GOAL OF THE EXERCISE:
Reproduce the listing verbatim, from its first line through the line holding "y-tick-label: 80: [29, 79, 46, 95]", inclusive.

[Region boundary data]
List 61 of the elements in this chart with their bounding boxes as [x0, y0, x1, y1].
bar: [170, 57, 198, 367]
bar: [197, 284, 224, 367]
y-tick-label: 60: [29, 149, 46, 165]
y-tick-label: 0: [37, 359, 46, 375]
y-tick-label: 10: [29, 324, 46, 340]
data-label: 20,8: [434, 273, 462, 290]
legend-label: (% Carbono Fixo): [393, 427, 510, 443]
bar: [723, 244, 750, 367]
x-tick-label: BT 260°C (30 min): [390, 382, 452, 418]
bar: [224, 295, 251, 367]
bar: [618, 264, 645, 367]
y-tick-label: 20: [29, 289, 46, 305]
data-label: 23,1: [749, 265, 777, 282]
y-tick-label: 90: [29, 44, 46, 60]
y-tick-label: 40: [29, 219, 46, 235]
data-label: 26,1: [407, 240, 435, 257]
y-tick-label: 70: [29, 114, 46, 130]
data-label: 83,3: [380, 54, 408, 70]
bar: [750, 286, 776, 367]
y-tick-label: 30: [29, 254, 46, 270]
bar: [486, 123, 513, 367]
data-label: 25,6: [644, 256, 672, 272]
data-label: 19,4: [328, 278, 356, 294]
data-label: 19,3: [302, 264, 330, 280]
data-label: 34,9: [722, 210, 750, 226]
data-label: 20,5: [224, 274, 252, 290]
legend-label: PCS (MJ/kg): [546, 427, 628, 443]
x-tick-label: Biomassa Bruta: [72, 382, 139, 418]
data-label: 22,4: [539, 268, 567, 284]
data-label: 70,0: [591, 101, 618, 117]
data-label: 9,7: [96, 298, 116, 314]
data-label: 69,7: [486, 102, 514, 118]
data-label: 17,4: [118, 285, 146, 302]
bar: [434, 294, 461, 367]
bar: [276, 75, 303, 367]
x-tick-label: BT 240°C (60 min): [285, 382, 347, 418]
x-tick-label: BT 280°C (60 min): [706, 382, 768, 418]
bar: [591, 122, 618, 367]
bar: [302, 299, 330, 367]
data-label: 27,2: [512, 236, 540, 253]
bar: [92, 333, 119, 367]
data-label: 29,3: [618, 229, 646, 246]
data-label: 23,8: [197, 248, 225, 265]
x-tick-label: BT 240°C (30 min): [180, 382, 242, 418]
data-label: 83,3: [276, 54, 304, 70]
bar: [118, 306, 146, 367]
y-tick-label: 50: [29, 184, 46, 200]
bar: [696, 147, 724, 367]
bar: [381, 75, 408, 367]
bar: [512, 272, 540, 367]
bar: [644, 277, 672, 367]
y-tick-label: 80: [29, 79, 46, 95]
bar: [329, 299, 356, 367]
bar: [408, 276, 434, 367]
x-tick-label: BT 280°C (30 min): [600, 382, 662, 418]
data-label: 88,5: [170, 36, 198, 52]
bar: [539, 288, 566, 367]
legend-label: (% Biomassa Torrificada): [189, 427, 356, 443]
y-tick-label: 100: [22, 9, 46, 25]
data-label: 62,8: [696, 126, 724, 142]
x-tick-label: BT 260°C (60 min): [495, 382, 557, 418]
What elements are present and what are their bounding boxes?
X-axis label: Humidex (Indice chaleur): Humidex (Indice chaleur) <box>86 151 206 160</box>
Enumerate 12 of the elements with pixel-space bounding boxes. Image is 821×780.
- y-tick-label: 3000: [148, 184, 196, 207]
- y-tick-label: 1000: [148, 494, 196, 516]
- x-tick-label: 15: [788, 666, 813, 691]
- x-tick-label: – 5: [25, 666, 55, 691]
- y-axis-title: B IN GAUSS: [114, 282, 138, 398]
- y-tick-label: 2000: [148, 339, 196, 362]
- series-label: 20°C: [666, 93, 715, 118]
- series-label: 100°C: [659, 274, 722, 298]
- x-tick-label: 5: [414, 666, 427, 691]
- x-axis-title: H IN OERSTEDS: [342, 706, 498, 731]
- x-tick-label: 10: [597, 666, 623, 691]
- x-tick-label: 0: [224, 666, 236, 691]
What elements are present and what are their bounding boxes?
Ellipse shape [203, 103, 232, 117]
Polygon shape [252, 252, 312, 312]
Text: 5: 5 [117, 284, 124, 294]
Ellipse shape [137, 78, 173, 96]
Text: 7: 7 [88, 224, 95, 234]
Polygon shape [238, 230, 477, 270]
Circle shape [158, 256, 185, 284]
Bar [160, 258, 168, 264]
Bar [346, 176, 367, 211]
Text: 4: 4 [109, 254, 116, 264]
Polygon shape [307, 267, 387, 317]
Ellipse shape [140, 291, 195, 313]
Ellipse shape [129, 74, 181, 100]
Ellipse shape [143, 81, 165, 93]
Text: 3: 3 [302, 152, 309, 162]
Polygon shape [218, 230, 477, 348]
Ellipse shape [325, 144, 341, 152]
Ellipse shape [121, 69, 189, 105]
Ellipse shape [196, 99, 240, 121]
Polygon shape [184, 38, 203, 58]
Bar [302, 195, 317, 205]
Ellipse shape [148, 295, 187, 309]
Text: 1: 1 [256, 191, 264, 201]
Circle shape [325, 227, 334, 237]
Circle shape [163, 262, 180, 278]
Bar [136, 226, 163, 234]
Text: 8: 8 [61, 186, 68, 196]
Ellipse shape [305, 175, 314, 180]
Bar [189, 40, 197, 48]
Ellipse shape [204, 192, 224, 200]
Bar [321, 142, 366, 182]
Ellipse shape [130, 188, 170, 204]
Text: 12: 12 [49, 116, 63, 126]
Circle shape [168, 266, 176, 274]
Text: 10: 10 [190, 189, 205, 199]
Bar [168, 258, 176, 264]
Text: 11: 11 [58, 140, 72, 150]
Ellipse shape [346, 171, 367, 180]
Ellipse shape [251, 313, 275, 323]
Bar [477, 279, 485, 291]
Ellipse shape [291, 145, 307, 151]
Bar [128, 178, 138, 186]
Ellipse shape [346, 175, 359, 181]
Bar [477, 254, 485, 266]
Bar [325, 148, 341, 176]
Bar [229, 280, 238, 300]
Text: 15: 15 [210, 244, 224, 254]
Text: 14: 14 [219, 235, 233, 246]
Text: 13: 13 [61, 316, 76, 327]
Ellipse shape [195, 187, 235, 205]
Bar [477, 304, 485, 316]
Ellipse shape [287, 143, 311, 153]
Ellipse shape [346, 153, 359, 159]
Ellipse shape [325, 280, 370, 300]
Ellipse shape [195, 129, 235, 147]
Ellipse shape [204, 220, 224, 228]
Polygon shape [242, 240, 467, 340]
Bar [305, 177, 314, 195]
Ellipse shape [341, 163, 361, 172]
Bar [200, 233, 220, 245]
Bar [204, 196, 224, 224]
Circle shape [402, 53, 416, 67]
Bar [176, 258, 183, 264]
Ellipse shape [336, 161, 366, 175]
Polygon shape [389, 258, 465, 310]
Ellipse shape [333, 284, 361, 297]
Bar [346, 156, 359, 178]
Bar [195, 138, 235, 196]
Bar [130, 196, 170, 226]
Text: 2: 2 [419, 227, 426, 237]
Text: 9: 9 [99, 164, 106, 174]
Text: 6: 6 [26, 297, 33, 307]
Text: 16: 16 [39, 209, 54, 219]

COMPLETE ANSWER:
List 61 of the elements in this chart with their bounding boxes as [x0, y0, x1, y1].
bar: [170, 57, 198, 367]
bar: [197, 284, 224, 367]
y-tick-label: 60: [29, 149, 46, 165]
y-tick-label: 0: [37, 359, 46, 375]
y-tick-label: 10: [29, 324, 46, 340]
data-label: 20,8: [434, 273, 462, 290]
legend-label: (% Carbono Fixo): [393, 427, 510, 443]
bar: [723, 244, 750, 367]
x-tick-label: BT 260°C (30 min): [390, 382, 452, 418]
bar: [224, 295, 251, 367]
bar: [618, 264, 645, 367]
y-tick-label: 20: [29, 289, 46, 305]
data-label: 23,1: [749, 265, 777, 282]
y-tick-label: 90: [29, 44, 46, 60]
y-tick-label: 40: [29, 219, 46, 235]
data-label: 26,1: [407, 240, 435, 257]
y-tick-label: 70: [29, 114, 46, 130]
data-label: 83,3: [380, 54, 408, 70]
bar: [750, 286, 776, 367]
y-tick-label: 30: [29, 254, 46, 270]
bar: [486, 123, 513, 367]
data-label: 25,6: [644, 256, 672, 272]
data-label: 19,4: [328, 278, 356, 294]
data-label: 19,3: [302, 264, 330, 280]
data-label: 34,9: [722, 210, 750, 226]
data-label: 20,5: [224, 274, 252, 290]
legend-label: PCS (MJ/kg): [546, 427, 628, 443]
x-tick-label: Biomassa Bruta: [72, 382, 139, 418]
data-label: 22,4: [539, 268, 567, 284]
data-label: 70,0: [591, 101, 618, 117]
data-label: 9,7: [96, 298, 116, 314]
data-label: 69,7: [486, 102, 514, 118]
data-label: 17,4: [118, 285, 146, 302]
bar: [434, 294, 461, 367]
bar: [276, 75, 303, 367]
x-tick-label: BT 240°C (60 min): [285, 382, 347, 418]
x-tick-label: BT 280°C (60 min): [706, 382, 768, 418]
bar: [591, 122, 618, 367]
bar: [302, 299, 330, 367]
data-label: 27,2: [512, 236, 540, 253]
bar: [92, 333, 119, 367]
data-label: 29,3: [618, 229, 646, 246]
data-label: 23,8: [197, 248, 225, 265]
x-tick-label: BT 240°C (30 min): [180, 382, 242, 418]
data-label: 83,3: [276, 54, 304, 70]
bar: [118, 306, 146, 367]
y-tick-label: 50: [29, 184, 46, 200]
bar: [696, 147, 724, 367]
bar: [381, 75, 408, 367]
bar: [512, 272, 540, 367]
bar: [644, 277, 672, 367]
y-tick-label: 80: [29, 79, 46, 95]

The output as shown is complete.